## What is expected
Write out every entry, unchanged. Skip any picture.

## Records provided
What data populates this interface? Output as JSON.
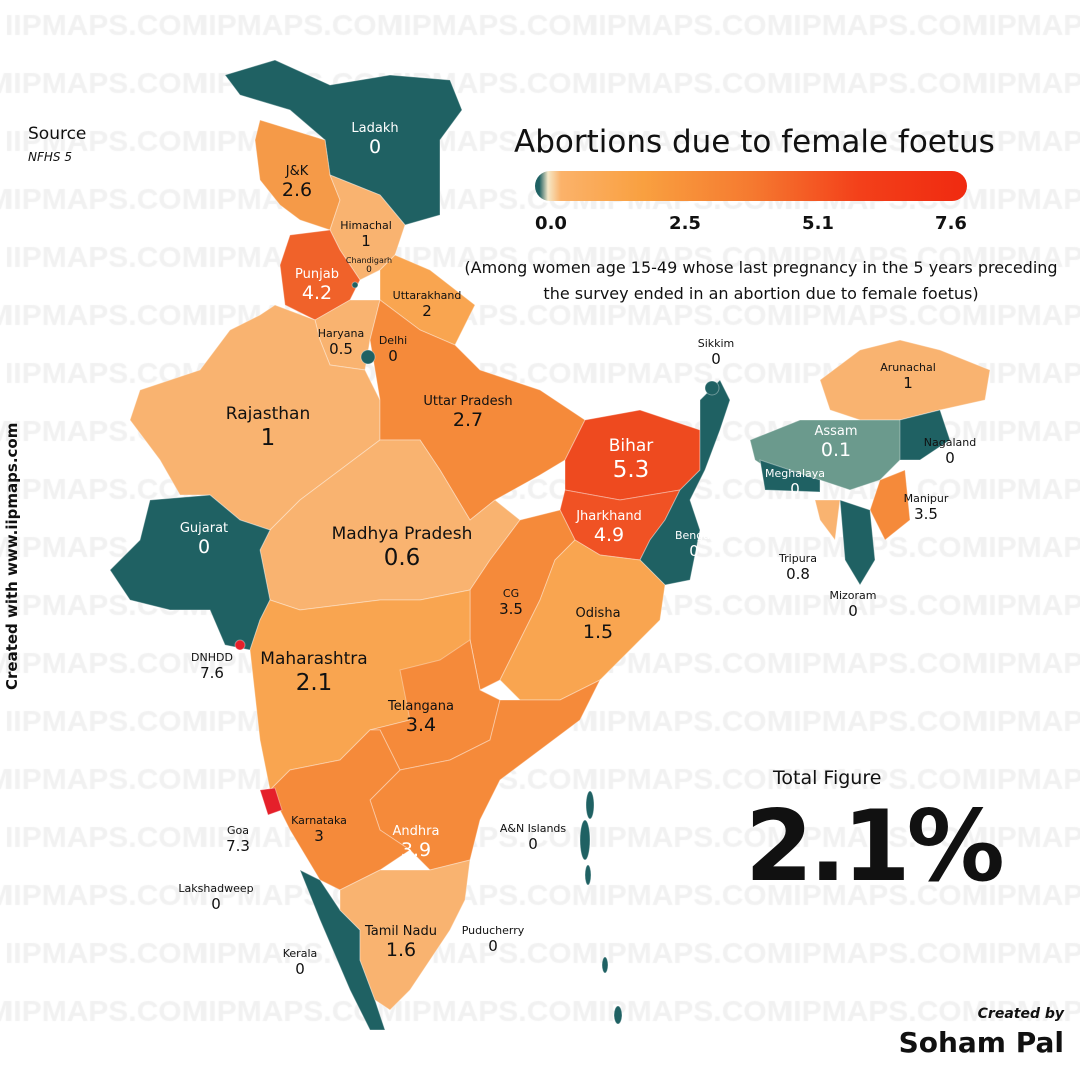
{
  "watermark": "IIPMAPS.COM",
  "source": {
    "label": "Source",
    "value": "NFHS 5"
  },
  "side_credit": "Created with www.iipmaps.com",
  "title": "Abortions due to female foetus",
  "legend": {
    "ticks": [
      "0.0",
      "2.5",
      "5.1",
      "7.6"
    ],
    "min": 0,
    "max": 7.6,
    "colors": {
      "zero": "#1f6163",
      "low": "#fbb26a",
      "mid": "#f57a30",
      "high": "#f02a10"
    }
  },
  "subtitle": "(Among women age 15-49 whose last pregnancy in the 5 years preceding the survey ended in an abortion due to female foetus)",
  "total": {
    "label": "Total Figure",
    "value": "2.1%"
  },
  "credit": {
    "label": "Created by",
    "name": "Soham Pal"
  },
  "regions": [
    {
      "id": "ladakh",
      "name": "Ladakh",
      "value": "0"
    },
    {
      "id": "jk",
      "name": "J&K",
      "value": "2.6"
    },
    {
      "id": "himachal",
      "name": "Himachal",
      "value": "1"
    },
    {
      "id": "chandigarh",
      "name": "Chandigarh",
      "value": "0"
    },
    {
      "id": "punjab",
      "name": "Punjab",
      "value": "4.2"
    },
    {
      "id": "uttarakhand",
      "name": "Uttarakhand",
      "value": "2"
    },
    {
      "id": "haryana",
      "name": "Haryana",
      "value": "0.5"
    },
    {
      "id": "delhi",
      "name": "Delhi",
      "value": "0"
    },
    {
      "id": "rajasthan",
      "name": "Rajasthan",
      "value": "1"
    },
    {
      "id": "up",
      "name": "Uttar Pradesh",
      "value": "2.7"
    },
    {
      "id": "bihar",
      "name": "Bihar",
      "value": "5.3"
    },
    {
      "id": "sikkim",
      "name": "Sikkim",
      "value": "0"
    },
    {
      "id": "arunachal",
      "name": "Arunachal",
      "value": "1"
    },
    {
      "id": "assam",
      "name": "Assam",
      "value": "0.1"
    },
    {
      "id": "nagaland",
      "name": "Nagaland",
      "value": "0"
    },
    {
      "id": "meghalaya",
      "name": "Meghalaya",
      "value": "0"
    },
    {
      "id": "manipur",
      "name": "Manipur",
      "value": "3.5"
    },
    {
      "id": "tripura",
      "name": "Tripura",
      "value": "0.8"
    },
    {
      "id": "mizoram",
      "name": "Mizoram",
      "value": "0"
    },
    {
      "id": "gujarat",
      "name": "Gujarat",
      "value": "0"
    },
    {
      "id": "mp",
      "name": "Madhya Pradesh",
      "value": "0.6"
    },
    {
      "id": "jharkhand",
      "name": "Jharkhand",
      "value": "4.9"
    },
    {
      "id": "bengal",
      "name": "Bengal",
      "value": "0"
    },
    {
      "id": "cg",
      "name": "CG",
      "value": "3.5"
    },
    {
      "id": "odisha",
      "name": "Odisha",
      "value": "1.5"
    },
    {
      "id": "dnhdd",
      "name": "DNHDD",
      "value": "7.6"
    },
    {
      "id": "maharashtra",
      "name": "Maharashtra",
      "value": "2.1"
    },
    {
      "id": "telangana",
      "name": "Telangana",
      "value": "3.4"
    },
    {
      "id": "goa",
      "name": "Goa",
      "value": "7.3"
    },
    {
      "id": "karnataka",
      "name": "Karnataka",
      "value": "3"
    },
    {
      "id": "andhra",
      "name": "Andhra",
      "value": "3.9"
    },
    {
      "id": "an",
      "name": "A&N Islands",
      "value": "0"
    },
    {
      "id": "lakshadweep",
      "name": "Lakshadweep",
      "value": "0"
    },
    {
      "id": "tamilnadu",
      "name": "Tamil Nadu",
      "value": "1.6"
    },
    {
      "id": "puducherry",
      "name": "Puducherry",
      "value": "0"
    },
    {
      "id": "kerala",
      "name": "Kerala",
      "value": "0"
    }
  ]
}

## Completed task
What data populates this interface? Output as JSON.
{
  "watermark": "IIPMAPS.COM",
  "source": {
    "label": "Source",
    "value": "NFHS 5"
  },
  "side_credit": "Created with www.iipmaps.com",
  "title": "Abortions due to female foetus",
  "legend": {
    "ticks": [
      "0.0",
      "2.5",
      "5.1",
      "7.6"
    ],
    "min": 0,
    "max": 7.6,
    "colors": {
      "zero": "#1f6163",
      "low": "#fbb26a",
      "mid": "#f57a30",
      "high": "#f02a10"
    }
  },
  "subtitle": "(Among women age 15-49 whose last pregnancy in the 5 years preceding the survey ended in an abortion due to female foetus)",
  "total": {
    "label": "Total Figure",
    "value": "2.1%"
  },
  "credit": {
    "label": "Created by",
    "name": "Soham Pal"
  },
  "regions": [
    {
      "id": "ladakh",
      "name": "Ladakh",
      "value": "0"
    },
    {
      "id": "jk",
      "name": "J&K",
      "value": "2.6"
    },
    {
      "id": "himachal",
      "name": "Himachal",
      "value": "1"
    },
    {
      "id": "chandigarh",
      "name": "Chandigarh",
      "value": "0"
    },
    {
      "id": "punjab",
      "name": "Punjab",
      "value": "4.2"
    },
    {
      "id": "uttarakhand",
      "name": "Uttarakhand",
      "value": "2"
    },
    {
      "id": "haryana",
      "name": "Haryana",
      "value": "0.5"
    },
    {
      "id": "delhi",
      "name": "Delhi",
      "value": "0"
    },
    {
      "id": "rajasthan",
      "name": "Rajasthan",
      "value": "1"
    },
    {
      "id": "up",
      "name": "Uttar Pradesh",
      "value": "2.7"
    },
    {
      "id": "bihar",
      "name": "Bihar",
      "value": "5.3"
    },
    {
      "id": "sikkim",
      "name": "Sikkim",
      "value": "0"
    },
    {
      "id": "arunachal",
      "name": "Arunachal",
      "value": "1"
    },
    {
      "id": "assam",
      "name": "Assam",
      "value": "0.1"
    },
    {
      "id": "nagaland",
      "name": "Nagaland",
      "value": "0"
    },
    {
      "id": "meghalaya",
      "name": "Meghalaya",
      "value": "0"
    },
    {
      "id": "manipur",
      "name": "Manipur",
      "value": "3.5"
    },
    {
      "id": "tripura",
      "name": "Tripura",
      "value": "0.8"
    },
    {
      "id": "mizoram",
      "name": "Mizoram",
      "value": "0"
    },
    {
      "id": "gujarat",
      "name": "Gujarat",
      "value": "0"
    },
    {
      "id": "mp",
      "name": "Madhya Pradesh",
      "value": "0.6"
    },
    {
      "id": "jharkhand",
      "name": "Jharkhand",
      "value": "4.9"
    },
    {
      "id": "bengal",
      "name": "Bengal",
      "value": "0"
    },
    {
      "id": "cg",
      "name": "CG",
      "value": "3.5"
    },
    {
      "id": "odisha",
      "name": "Odisha",
      "value": "1.5"
    },
    {
      "id": "dnhdd",
      "name": "DNHDD",
      "value": "7.6"
    },
    {
      "id": "maharashtra",
      "name": "Maharashtra",
      "value": "2.1"
    },
    {
      "id": "telangana",
      "name": "Telangana",
      "value": "3.4"
    },
    {
      "id": "goa",
      "name": "Goa",
      "value": "7.3"
    },
    {
      "id": "karnataka",
      "name": "Karnataka",
      "value": "3"
    },
    {
      "id": "andhra",
      "name": "Andhra",
      "value": "3.9"
    },
    {
      "id": "an",
      "name": "A&N Islands",
      "value": "0"
    },
    {
      "id": "lakshadweep",
      "name": "Lakshadweep",
      "value": "0"
    },
    {
      "id": "tamilnadu",
      "name": "Tamil Nadu",
      "value": "1.6"
    },
    {
      "id": "puducherry",
      "name": "Puducherry",
      "value": "0"
    },
    {
      "id": "kerala",
      "name": "Kerala",
      "value": "0"
    }
  ]
}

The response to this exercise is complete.